To be done: From the listing below, count the lines where the string "label" occurs. Give the number, with no other words.

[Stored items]

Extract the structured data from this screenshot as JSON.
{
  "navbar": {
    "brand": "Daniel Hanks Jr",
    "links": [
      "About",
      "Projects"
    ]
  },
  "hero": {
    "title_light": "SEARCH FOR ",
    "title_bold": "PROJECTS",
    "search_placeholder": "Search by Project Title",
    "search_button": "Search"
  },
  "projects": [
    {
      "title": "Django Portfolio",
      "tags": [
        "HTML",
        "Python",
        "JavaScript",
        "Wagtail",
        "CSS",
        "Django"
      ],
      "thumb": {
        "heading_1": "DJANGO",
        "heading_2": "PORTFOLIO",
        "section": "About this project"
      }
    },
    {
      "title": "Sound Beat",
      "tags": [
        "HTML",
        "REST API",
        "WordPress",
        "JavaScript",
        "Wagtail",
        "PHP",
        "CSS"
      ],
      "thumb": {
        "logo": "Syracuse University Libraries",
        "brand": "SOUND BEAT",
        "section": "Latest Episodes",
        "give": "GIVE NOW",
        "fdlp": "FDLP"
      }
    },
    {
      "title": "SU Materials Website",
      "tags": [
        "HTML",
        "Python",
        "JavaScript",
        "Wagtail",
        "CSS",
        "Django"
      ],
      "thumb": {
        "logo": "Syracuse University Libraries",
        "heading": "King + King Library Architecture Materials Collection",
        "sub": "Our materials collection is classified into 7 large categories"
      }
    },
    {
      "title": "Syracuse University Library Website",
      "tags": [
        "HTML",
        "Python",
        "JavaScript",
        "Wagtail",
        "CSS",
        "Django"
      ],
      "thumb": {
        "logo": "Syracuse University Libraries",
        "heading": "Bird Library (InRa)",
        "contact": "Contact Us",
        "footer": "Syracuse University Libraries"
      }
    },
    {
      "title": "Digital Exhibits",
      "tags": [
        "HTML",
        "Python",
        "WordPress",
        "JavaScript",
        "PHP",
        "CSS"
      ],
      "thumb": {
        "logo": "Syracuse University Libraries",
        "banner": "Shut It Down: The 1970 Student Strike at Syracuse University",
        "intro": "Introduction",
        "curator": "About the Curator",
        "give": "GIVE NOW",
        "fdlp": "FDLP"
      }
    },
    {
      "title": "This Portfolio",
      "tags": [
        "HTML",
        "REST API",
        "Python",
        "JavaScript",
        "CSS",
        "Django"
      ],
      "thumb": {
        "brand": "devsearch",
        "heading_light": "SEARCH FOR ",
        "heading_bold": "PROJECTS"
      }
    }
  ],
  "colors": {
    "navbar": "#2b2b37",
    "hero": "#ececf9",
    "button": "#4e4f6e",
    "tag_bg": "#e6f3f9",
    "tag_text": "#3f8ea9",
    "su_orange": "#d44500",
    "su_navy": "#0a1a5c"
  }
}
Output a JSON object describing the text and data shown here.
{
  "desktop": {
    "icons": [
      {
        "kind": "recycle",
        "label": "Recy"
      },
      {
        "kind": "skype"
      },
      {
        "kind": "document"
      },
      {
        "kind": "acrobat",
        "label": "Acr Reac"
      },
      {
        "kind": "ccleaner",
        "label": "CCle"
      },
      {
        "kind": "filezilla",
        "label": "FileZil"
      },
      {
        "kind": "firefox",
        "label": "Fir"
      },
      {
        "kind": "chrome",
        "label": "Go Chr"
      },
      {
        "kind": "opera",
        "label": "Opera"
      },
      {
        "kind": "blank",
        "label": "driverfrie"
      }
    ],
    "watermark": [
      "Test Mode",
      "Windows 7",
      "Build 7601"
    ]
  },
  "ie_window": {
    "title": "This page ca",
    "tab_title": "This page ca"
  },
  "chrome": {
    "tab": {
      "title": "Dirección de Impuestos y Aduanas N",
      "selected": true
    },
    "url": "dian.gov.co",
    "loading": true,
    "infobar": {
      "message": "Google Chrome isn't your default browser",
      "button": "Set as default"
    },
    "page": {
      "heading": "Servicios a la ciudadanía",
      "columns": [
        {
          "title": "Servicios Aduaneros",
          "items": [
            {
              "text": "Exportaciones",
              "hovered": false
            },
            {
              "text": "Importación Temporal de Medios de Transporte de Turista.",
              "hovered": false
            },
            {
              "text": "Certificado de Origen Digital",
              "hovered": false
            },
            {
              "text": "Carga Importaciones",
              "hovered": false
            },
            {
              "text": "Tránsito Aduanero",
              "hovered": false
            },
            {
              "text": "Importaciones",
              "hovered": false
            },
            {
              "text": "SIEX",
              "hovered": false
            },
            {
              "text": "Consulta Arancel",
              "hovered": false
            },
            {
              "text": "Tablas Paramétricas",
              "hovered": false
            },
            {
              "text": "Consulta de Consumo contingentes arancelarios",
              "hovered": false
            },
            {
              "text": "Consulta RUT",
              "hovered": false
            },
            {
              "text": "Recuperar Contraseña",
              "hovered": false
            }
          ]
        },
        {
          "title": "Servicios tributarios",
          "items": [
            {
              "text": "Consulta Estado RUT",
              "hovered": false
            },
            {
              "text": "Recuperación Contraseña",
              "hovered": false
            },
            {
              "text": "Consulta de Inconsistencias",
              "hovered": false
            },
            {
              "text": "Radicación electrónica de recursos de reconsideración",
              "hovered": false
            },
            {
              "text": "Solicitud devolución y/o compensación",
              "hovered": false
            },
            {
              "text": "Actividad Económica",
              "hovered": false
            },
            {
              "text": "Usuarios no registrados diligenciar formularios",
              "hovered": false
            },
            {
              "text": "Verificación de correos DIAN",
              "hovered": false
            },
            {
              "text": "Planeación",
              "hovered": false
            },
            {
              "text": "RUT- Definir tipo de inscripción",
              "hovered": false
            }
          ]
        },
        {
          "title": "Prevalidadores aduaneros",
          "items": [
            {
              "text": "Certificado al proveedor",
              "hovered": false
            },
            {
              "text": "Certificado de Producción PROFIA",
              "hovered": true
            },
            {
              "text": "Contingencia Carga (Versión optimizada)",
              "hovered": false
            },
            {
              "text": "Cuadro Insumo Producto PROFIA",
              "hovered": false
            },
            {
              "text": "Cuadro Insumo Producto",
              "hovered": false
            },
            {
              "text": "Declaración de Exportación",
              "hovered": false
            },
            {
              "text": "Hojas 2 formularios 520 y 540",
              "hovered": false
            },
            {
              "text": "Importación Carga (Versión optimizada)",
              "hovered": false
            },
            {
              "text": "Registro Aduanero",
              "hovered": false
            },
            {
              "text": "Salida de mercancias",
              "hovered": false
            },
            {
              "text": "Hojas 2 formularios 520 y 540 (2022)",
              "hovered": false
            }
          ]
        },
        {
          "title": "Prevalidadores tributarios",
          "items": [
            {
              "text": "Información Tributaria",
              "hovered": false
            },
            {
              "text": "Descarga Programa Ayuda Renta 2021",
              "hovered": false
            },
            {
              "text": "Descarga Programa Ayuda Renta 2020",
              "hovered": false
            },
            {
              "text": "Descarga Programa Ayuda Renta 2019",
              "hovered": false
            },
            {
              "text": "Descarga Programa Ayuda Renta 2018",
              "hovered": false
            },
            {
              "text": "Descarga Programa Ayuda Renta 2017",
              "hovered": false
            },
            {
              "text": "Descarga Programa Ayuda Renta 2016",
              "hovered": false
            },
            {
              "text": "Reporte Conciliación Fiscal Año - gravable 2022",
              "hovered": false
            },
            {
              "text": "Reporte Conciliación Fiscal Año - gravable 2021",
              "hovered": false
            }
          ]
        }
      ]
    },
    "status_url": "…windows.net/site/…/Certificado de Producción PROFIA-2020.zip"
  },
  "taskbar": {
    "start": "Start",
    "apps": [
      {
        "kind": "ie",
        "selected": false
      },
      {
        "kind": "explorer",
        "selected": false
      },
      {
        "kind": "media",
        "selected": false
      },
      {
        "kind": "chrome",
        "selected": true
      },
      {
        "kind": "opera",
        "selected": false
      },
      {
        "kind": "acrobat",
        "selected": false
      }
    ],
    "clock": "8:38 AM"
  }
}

Complete output: 8